→ **EXCERPT PROVIDED**
On Thu, Jun 23, 2011 at 11:48 PM, Pradeep Kumar
<[email protected]> wrote:
> earlier sent a different patch. please ignore it.
>
> Soft Lockup/Clock Drift Test Setup
>
> The basic setup used for testing for soft lockup and clock drift issues 
> amongst guests
> in our environment was to generate guest and host cpu load to induce high 
> scheduling
> latencies for guest vcpus. Guests were then monitored from a seperate machine 
> using a
> "heartbeat" monitor that records periodic heartbeat messages from the guests 
> and compares
>  guest timestamp information to the local timestamp to calculate clock drift.

Ok Pradeep, I have some comments to make on the patchset:

1)  The monitor looks fine on a first read, I wonder if using the
logging module would avoid having to manually insert timestamps on the
logs. This will go for a later iteration.

→ **REQUIREMENTS**
1 - From the patch review message, reproduce the passage starting at "Ok Pradeep, I" and ending at "a later iteration.".
2 - Answer these questions from the patch review message:
(a) What does the heartbeat monitor compare to calculate clock drift?
(b) Which module does the reply suggest using to avoid manually inserting timestamps on the logs?
(c) What should be done with the patch sent earlier?

→ **MATERIAL SHOWN**

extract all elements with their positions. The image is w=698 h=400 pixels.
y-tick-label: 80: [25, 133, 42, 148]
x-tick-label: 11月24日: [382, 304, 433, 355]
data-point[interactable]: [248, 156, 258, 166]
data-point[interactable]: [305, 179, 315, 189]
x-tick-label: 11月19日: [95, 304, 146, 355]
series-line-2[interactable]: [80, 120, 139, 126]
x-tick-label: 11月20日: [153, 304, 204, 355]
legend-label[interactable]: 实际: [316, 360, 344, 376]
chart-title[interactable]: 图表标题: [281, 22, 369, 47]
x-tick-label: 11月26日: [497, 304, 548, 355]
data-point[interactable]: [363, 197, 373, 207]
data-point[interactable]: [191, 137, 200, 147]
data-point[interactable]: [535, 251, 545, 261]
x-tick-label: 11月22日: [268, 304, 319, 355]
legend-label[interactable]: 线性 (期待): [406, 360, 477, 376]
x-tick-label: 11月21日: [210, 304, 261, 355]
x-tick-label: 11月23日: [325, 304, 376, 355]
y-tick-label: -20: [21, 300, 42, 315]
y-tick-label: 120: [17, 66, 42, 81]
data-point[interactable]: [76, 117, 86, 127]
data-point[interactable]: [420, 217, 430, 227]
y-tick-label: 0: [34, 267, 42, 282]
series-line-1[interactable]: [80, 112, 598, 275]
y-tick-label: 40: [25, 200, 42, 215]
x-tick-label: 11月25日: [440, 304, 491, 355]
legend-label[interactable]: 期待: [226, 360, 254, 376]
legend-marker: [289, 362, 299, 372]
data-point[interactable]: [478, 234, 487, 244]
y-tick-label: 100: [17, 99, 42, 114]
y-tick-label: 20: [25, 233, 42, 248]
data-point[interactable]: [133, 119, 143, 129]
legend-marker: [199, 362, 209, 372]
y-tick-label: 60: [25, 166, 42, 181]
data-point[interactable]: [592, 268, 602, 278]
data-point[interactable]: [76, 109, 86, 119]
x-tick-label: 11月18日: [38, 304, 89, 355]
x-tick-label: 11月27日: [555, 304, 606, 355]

→ **RESULTS OF THE TASKS**
1 -
Ok Pradeep, I have some comments to make on the patchset:

1)  The monitor looks fine on a first read, I wonder if using the
logging module would avoid having to manually insert timestamps on the
logs. This will go for a later iteration.

2 -
(a) Guest timestamp information against the local timestamp.
(b) The logging module.
(c) It should be ignored.